## Aim
Without the pictures, repeat the listing character for character.

## Data lines
***
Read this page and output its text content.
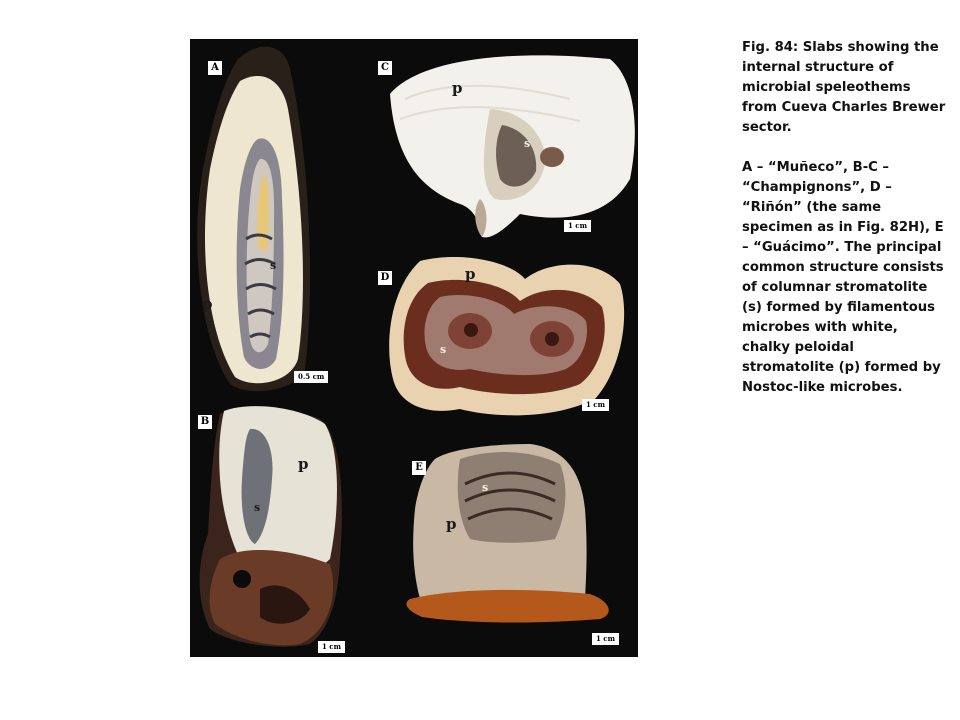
A
B
C
D
E
p
s
p
s
p
s
p
s
p
s
0.5 cm
1 cm
1 cm
1 cm
1 cm

Fig. 84: Slabs showing the internal structure of microbial speleothems from Cueva Charles Brewer sector.

A – “Muñeco”, B-C – “Champignons”, D – “Riñón” (the same specimen as in Fig. 82H), E – “Guácimo”. The principal common structure consists of columnar stromatolite (s) formed by filamentous microbes with white, chalky peloidal stromatolite (p) formed by Nostoc-like microbes.
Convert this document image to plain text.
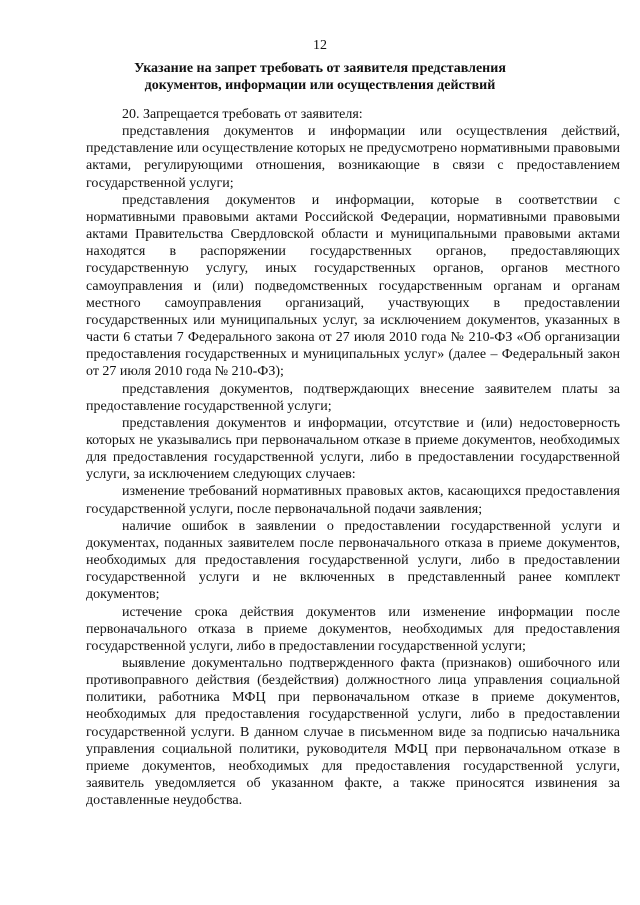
12
Указание на запрет требовать от заявителя представления документов, информации или осуществления действий

20. Запрещается требовать от заявителя:

представления документов и информации или осуществления действий, представление или осуществление которых не предусмотрено нормативными правовыми актами, регулирующими отношения, возникающие в связи с предоставлением государственной услуги;

представления документов и информации, которые в соответствии с нормативными правовыми актами Российской Федерации, нормативными правовыми актами Правительства Свердловской области и муниципальными правовыми актами находятся в распоряжении государственных органов, предоставляющих государственную услугу, иных государственных органов, органов местного самоуправления и (или) подведомственных государственным органам и органам местного самоуправления организаций, участвующих в предоставлении государственных или муниципальных услуг, за исключением документов, указанных в части 6 статьи 7 Федерального закона от 27 июля 2010 года № 210-ФЗ «Об организации предоставления государственных и муниципальных услуг» (далее – Федеральный закон от 27 июля 2010 года № 210-ФЗ);

представления документов, подтверждающих внесение заявителем платы за предоставление государственной услуги;

представления документов и информации, отсутствие и (или) недостоверность которых не указывались при первоначальном отказе в приеме документов, необходимых для предоставления государственной услуги, либо в предоставлении государственной услуги, за исключением следующих случаев:

изменение требований нормативных правовых актов, касающихся предоставления государственной услуги, после первоначальной подачи заявления;

наличие ошибок в заявлении о предоставлении государственной услуги и документах, поданных заявителем после первоначального отказа в приеме документов, необходимых для предоставления государственной услуги, либо в предоставлении государственной услуги и не включенных в представленный ранее комплект документов;

истечение срока действия документов или изменение информации после первоначального отказа в приеме документов, необходимых для предоставления государственной услуги, либо в предоставлении государственной услуги;

выявление документально подтвержденного факта (признаков) ошибочного или противоправного действия (бездействия) должностного лица управления социальной политики, работника МФЦ при первоначальном отказе в приеме документов, необходимых для предоставления государственной услуги, либо в предоставлении государственной услуги. В данном случае в письменном виде за подписью начальника управления социальной политики, руководителя МФЦ при первоначальном отказе в приеме документов, необходимых для предоставления государственной услуги, заявитель уведомляется об указанном факте, а также приносятся извинения за доставленные неудобства.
***
## Solution below
Read this page and output its text content.
A
B
C
D
E
p
s
p
s
p
s
p
s
p
s
0.5 cm
1 cm
1 cm
1 cm
1 cm

Fig. 84: Slabs showing the internal structure of microbial speleothems from Cueva Charles Brewer sector.

A – “Muñeco”, B-C – “Champignons”, D – “Riñón” (the same specimen as in Fig. 82H), E – “Guácimo”. The principal common structure consists of columnar stromatolite (s) formed by filamentous microbes with white, chalky peloidal stromatolite (p) formed by Nostoc-like microbes.
Convert this document image to plain text.
12
Указание на запрет требовать от заявителя представления документов, информации или осуществления действий

20. Запрещается требовать от заявителя:

представления документов и информации или осуществления действий, представление или осуществление которых не предусмотрено нормативными правовыми актами, регулирующими отношения, возникающие в связи с предоставлением государственной услуги;

представления документов и информации, которые в соответствии с нормативными правовыми актами Российской Федерации, нормативными правовыми актами Правительства Свердловской области и муниципальными правовыми актами находятся в распоряжении государственных органов, предоставляющих государственную услугу, иных государственных органов, органов местного самоуправления и (или) подведомственных государственным органам и органам местного самоуправления организаций, участвующих в предоставлении государственных или муниципальных услуг, за исключением документов, указанных в части 6 статьи 7 Федерального закона от 27 июля 2010 года № 210-ФЗ «Об организации предоставления государственных и муниципальных услуг» (далее – Федеральный закон от 27 июля 2010 года № 210-ФЗ);

представления документов, подтверждающих внесение заявителем платы за предоставление государственной услуги;

представления документов и информации, отсутствие и (или) недостоверность которых не указывались при первоначальном отказе в приеме документов, необходимых для предоставления государственной услуги, либо в предоставлении государственной услуги, за исключением следующих случаев:

изменение требований нормативных правовых актов, касающихся предоставления государственной услуги, после первоначальной подачи заявления;

наличие ошибок в заявлении о предоставлении государственной услуги и документах, поданных заявителем после первоначального отказа в приеме документов, необходимых для предоставления государственной услуги, либо в предоставлении государственной услуги и не включенных в представленный ранее комплект документов;

истечение срока действия документов или изменение информации после первоначального отказа в приеме документов, необходимых для предоставления государственной услуги, либо в предоставлении государственной услуги;

выявление документально подтвержденного факта (признаков) ошибочного или противоправного действия (бездействия) должностного лица управления социальной политики, работника МФЦ при первоначальном отказе в приеме документов, необходимых для предоставления государственной услуги, либо в предоставлении государственной услуги. В данном случае в письменном виде за подписью начальника управления социальной политики, руководителя МФЦ при первоначальном отказе в приеме документов, необходимых для предоставления государственной услуги, заявитель уведомляется об указанном факте, а также приносятся извинения за доставленные неудобства.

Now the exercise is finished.